Requirements:
Go through the listing beneath this task and return every line that carries the string "name".

Supplied records:
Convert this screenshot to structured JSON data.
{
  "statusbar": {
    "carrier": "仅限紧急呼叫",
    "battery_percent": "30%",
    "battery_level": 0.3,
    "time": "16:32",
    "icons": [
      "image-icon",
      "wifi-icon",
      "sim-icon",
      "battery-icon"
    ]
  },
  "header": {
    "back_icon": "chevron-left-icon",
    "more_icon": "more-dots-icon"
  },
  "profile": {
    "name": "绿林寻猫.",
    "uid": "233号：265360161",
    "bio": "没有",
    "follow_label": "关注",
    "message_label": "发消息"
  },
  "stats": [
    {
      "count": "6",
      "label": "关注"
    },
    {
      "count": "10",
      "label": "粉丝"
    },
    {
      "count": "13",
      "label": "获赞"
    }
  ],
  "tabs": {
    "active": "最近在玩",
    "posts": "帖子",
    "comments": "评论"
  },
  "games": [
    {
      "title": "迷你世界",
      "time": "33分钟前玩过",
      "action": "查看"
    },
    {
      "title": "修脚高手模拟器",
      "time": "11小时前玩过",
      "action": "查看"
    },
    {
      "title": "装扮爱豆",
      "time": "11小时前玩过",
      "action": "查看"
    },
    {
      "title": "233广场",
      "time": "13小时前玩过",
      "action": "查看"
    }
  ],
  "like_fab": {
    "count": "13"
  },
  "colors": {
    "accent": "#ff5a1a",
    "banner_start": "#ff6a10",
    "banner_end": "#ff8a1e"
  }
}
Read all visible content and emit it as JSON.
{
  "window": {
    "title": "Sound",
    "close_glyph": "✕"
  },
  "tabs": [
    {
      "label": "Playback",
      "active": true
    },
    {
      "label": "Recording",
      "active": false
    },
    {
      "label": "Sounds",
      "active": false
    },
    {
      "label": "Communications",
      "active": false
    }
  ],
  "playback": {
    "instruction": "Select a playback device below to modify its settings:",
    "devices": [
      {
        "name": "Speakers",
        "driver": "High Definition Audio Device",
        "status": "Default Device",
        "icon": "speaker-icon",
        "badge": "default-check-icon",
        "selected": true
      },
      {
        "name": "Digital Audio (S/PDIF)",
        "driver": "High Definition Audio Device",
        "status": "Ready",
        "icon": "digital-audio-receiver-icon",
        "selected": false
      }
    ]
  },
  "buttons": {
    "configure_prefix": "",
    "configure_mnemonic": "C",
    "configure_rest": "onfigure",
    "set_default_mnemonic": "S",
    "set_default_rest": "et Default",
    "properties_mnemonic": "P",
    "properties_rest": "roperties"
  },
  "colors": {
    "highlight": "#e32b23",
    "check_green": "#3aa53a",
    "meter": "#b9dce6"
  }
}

Complete output:
    "name": "绿林寻猫.",
        "name": "Speakers",
        "name": "Digital Audio (S/PDIF)",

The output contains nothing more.